To do
Please pull out every line that includes the string "monitor".
..............................
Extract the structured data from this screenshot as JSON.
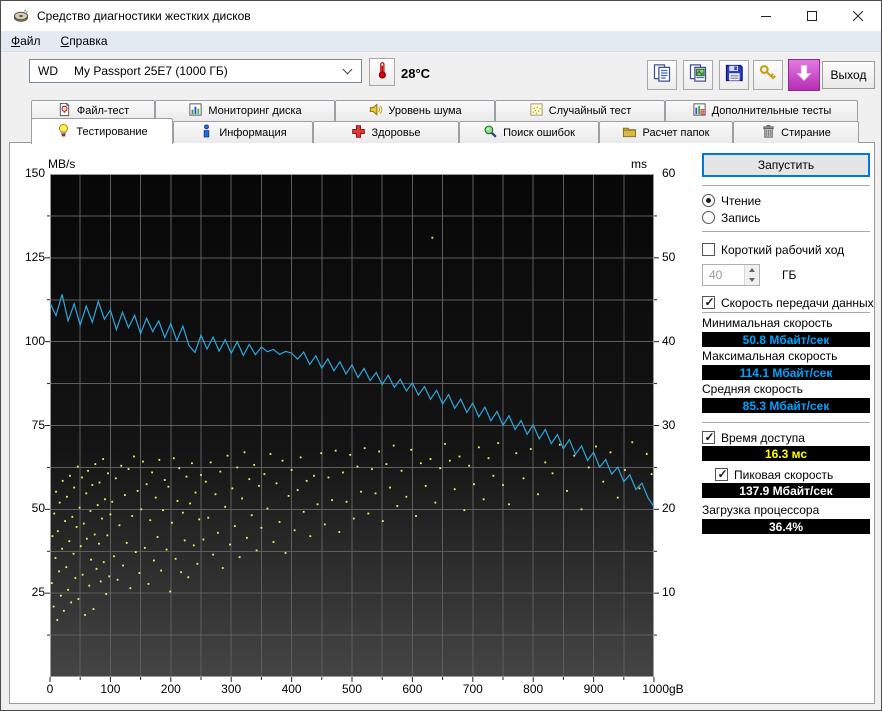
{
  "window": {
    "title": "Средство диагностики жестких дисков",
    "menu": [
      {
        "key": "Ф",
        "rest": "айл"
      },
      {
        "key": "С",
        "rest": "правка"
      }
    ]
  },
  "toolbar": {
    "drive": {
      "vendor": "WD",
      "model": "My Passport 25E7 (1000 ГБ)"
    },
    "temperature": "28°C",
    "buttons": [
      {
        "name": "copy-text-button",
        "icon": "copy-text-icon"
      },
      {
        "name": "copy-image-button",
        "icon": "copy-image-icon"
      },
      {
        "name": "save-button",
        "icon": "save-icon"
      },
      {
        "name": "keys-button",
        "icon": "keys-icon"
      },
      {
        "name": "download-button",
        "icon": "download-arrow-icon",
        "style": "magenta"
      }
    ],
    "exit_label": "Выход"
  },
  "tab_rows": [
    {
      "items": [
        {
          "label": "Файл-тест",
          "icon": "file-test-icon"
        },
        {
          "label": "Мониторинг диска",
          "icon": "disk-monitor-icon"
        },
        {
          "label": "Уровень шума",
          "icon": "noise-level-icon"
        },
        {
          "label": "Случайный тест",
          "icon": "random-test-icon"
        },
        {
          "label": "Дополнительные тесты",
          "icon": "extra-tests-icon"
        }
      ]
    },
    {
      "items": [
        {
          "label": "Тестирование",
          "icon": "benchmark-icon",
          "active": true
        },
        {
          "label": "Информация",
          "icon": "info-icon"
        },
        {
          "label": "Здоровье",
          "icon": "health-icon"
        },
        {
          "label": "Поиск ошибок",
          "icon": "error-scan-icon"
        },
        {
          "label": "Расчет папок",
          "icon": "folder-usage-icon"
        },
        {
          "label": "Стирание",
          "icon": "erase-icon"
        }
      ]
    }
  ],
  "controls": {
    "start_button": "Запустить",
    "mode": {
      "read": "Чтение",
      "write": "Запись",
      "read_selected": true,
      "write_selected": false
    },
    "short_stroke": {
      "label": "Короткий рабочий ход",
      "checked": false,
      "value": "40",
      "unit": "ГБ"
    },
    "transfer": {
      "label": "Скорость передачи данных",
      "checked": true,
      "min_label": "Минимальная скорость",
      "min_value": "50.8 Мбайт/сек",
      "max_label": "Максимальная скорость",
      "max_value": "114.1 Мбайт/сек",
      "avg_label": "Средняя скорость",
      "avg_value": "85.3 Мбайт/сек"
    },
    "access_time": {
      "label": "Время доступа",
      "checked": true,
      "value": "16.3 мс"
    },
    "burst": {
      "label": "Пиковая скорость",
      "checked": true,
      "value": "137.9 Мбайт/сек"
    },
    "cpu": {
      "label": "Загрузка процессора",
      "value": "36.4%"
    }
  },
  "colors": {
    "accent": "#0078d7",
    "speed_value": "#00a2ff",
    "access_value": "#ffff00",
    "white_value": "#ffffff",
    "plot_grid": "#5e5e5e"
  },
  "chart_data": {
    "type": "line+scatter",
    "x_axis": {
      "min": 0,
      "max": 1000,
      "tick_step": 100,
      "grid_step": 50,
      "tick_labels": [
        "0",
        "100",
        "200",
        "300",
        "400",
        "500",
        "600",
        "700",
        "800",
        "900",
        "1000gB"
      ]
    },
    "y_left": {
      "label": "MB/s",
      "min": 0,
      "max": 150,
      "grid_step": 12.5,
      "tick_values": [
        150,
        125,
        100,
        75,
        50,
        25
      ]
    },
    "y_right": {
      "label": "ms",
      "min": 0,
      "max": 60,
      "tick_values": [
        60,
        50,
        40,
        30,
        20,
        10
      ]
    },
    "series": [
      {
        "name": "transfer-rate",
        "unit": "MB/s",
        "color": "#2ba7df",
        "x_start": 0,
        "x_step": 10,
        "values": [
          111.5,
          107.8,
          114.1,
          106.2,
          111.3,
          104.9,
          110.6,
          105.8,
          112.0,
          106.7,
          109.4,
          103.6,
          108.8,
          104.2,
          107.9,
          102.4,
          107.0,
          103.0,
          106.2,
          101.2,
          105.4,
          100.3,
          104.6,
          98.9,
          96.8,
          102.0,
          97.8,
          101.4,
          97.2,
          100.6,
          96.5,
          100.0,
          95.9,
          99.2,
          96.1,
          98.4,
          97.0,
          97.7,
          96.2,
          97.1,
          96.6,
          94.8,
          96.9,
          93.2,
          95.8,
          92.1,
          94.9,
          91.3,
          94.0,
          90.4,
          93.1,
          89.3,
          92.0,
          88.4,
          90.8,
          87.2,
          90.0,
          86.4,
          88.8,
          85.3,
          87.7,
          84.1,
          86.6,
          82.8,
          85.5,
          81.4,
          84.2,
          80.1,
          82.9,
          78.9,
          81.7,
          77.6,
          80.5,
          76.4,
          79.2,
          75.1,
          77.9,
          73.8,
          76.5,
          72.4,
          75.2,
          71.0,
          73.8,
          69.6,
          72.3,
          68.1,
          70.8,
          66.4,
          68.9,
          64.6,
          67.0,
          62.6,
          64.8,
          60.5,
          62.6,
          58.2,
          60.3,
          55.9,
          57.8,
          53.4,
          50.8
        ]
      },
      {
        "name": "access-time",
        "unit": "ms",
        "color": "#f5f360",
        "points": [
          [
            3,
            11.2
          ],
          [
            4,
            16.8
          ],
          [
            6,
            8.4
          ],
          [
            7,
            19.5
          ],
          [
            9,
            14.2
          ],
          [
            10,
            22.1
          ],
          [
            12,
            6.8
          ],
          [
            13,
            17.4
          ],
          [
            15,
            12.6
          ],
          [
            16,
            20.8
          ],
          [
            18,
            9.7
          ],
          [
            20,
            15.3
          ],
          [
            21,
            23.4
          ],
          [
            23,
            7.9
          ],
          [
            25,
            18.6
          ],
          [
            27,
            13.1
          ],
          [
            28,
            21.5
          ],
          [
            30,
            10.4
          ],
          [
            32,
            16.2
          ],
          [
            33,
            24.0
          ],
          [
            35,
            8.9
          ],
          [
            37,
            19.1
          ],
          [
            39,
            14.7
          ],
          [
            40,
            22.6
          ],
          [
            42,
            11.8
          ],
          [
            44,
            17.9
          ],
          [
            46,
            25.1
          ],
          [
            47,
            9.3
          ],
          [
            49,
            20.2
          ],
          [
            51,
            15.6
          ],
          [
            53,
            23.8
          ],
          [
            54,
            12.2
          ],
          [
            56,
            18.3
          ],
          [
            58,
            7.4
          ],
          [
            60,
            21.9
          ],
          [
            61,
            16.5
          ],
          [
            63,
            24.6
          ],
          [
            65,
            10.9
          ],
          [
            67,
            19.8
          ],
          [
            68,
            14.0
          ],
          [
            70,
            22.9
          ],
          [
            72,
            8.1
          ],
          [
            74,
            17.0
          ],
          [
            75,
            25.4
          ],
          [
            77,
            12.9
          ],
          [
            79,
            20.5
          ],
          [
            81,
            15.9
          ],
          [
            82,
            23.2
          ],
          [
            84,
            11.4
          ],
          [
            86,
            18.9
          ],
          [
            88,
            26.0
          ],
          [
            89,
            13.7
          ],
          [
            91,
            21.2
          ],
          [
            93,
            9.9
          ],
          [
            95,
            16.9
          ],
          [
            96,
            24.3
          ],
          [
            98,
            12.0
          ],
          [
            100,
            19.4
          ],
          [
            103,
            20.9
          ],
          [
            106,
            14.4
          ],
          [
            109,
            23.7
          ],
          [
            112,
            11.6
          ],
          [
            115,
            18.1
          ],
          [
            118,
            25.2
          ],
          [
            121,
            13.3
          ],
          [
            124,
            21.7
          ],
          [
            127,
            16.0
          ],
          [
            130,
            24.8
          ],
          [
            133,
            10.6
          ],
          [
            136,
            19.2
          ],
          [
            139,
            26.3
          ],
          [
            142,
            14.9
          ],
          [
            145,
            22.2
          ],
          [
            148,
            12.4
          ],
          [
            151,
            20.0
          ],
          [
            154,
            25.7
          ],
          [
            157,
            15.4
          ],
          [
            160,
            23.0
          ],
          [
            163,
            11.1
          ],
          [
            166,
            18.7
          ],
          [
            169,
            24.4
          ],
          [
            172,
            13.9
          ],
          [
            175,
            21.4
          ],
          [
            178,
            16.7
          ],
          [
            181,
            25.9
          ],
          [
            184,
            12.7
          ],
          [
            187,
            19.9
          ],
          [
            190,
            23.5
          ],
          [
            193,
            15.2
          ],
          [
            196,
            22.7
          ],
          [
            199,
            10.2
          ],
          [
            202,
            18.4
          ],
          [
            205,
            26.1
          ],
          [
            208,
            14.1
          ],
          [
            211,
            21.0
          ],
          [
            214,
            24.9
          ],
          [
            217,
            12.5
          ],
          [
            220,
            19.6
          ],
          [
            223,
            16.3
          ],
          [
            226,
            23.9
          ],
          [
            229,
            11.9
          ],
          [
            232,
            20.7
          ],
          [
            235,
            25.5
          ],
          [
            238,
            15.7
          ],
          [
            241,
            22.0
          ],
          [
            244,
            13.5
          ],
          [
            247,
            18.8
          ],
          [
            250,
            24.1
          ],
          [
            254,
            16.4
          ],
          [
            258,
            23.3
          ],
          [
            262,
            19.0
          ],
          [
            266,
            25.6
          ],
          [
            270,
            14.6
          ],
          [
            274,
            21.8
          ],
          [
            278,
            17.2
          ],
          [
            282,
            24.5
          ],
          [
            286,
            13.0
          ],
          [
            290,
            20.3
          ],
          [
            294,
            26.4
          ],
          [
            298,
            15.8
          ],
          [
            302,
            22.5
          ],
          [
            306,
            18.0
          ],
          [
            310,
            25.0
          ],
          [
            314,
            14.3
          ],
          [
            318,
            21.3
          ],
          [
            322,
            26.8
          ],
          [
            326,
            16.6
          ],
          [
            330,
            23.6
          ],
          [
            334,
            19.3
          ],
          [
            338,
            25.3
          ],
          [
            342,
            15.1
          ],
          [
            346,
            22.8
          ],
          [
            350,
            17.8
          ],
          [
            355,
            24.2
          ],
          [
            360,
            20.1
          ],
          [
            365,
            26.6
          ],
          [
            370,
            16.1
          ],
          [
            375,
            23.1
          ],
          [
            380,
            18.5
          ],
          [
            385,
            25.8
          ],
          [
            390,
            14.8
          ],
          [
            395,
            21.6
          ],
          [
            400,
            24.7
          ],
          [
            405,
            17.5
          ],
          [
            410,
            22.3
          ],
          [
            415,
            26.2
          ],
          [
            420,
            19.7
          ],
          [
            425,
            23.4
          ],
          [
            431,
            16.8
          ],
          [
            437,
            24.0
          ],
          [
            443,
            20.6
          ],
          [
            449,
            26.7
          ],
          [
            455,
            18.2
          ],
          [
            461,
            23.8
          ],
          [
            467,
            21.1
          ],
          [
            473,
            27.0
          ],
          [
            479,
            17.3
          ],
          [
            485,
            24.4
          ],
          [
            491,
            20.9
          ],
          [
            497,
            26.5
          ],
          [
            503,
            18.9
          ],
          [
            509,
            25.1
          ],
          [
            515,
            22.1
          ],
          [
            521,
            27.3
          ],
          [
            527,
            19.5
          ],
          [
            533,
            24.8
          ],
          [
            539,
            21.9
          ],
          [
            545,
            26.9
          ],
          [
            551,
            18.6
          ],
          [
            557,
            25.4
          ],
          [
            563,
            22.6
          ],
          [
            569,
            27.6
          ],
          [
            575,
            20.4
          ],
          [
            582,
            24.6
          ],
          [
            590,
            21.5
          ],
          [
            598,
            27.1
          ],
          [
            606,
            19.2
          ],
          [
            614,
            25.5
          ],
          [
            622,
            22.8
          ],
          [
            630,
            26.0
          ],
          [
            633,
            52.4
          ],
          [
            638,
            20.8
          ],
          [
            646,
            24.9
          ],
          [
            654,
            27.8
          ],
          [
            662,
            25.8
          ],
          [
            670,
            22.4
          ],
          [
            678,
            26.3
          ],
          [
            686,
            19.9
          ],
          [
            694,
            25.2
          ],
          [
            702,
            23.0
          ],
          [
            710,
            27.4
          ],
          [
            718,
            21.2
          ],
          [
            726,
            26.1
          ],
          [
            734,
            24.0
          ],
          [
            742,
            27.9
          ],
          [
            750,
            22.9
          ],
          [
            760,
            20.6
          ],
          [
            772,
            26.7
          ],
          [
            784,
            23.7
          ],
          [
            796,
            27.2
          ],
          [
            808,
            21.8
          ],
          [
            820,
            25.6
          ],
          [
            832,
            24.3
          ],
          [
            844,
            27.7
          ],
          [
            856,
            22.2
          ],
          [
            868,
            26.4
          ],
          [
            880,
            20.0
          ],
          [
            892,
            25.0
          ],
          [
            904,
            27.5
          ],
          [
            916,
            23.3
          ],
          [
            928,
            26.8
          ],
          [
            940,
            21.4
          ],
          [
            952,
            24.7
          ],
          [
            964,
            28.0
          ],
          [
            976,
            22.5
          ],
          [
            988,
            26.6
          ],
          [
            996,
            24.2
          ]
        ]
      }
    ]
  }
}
..............................
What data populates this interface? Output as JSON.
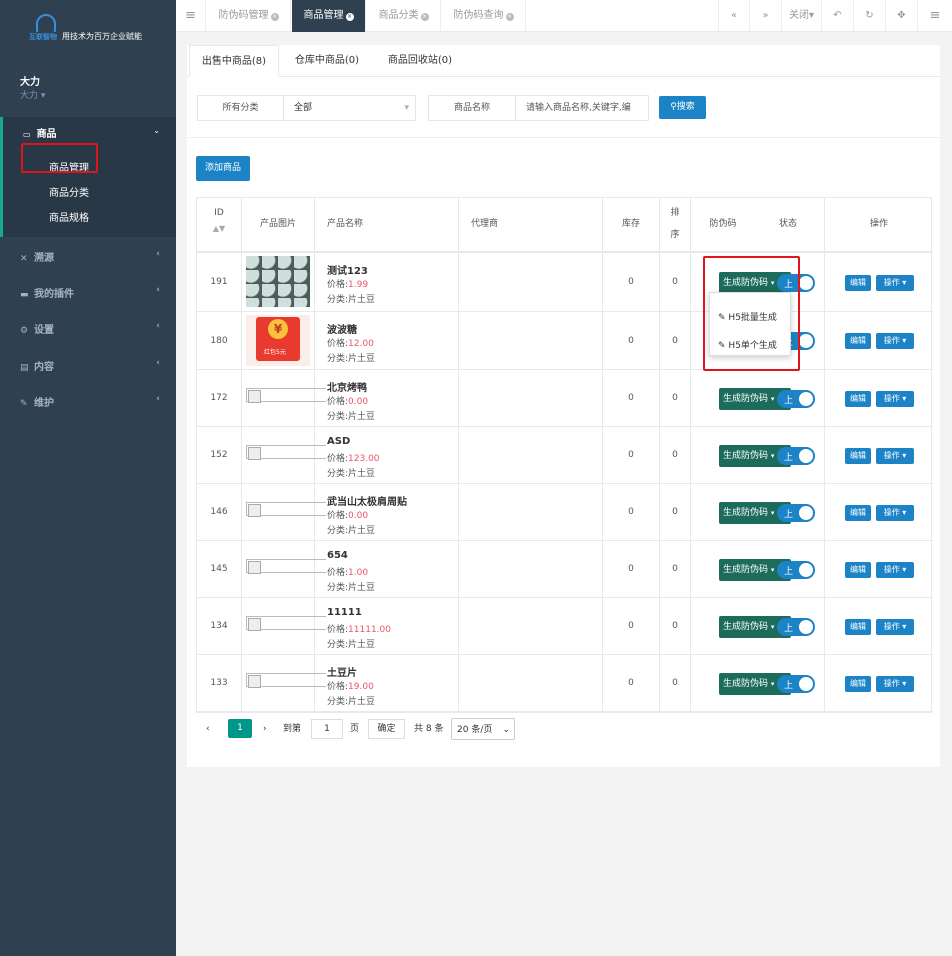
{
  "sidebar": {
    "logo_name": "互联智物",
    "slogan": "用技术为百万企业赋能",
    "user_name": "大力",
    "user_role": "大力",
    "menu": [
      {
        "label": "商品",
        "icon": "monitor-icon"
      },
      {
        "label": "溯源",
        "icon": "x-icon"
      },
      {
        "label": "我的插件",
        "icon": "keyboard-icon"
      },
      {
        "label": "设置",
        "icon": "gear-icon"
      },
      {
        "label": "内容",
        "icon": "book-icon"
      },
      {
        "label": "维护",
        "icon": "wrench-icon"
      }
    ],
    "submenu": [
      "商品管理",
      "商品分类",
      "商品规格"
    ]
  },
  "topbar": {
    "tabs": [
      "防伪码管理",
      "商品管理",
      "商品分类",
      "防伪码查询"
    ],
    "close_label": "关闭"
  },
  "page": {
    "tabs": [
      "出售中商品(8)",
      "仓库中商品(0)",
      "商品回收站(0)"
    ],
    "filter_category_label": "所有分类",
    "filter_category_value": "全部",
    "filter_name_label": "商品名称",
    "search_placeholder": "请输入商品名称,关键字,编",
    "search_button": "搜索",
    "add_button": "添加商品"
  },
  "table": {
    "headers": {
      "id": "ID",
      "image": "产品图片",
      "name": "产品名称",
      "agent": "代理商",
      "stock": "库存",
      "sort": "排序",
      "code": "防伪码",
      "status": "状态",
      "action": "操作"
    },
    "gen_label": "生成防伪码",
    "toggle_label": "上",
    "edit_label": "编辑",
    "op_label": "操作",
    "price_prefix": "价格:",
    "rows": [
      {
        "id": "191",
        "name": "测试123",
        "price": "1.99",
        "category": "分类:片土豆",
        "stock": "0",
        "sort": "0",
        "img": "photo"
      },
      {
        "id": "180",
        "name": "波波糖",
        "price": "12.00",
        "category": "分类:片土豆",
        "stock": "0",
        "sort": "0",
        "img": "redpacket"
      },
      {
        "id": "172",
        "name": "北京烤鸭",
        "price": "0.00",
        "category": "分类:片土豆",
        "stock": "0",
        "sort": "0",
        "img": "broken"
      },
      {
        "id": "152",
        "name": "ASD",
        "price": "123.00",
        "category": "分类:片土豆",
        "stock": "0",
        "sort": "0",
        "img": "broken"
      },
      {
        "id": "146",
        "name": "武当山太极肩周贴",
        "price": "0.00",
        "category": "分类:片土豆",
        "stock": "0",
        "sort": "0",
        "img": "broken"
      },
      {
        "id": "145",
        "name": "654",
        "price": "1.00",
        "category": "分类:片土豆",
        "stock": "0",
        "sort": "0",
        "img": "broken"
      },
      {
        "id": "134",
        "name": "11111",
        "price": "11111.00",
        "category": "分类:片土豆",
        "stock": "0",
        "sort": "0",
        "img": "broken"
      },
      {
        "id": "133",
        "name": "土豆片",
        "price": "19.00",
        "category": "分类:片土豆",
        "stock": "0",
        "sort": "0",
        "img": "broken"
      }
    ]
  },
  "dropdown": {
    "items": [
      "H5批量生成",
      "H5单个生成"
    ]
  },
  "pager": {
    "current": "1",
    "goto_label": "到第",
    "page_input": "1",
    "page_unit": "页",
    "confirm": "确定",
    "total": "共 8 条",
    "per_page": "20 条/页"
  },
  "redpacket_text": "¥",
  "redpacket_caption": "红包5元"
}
..............................
Result below
          "icon": "disk-monitor-icon"
        "icon": "monitor-icon"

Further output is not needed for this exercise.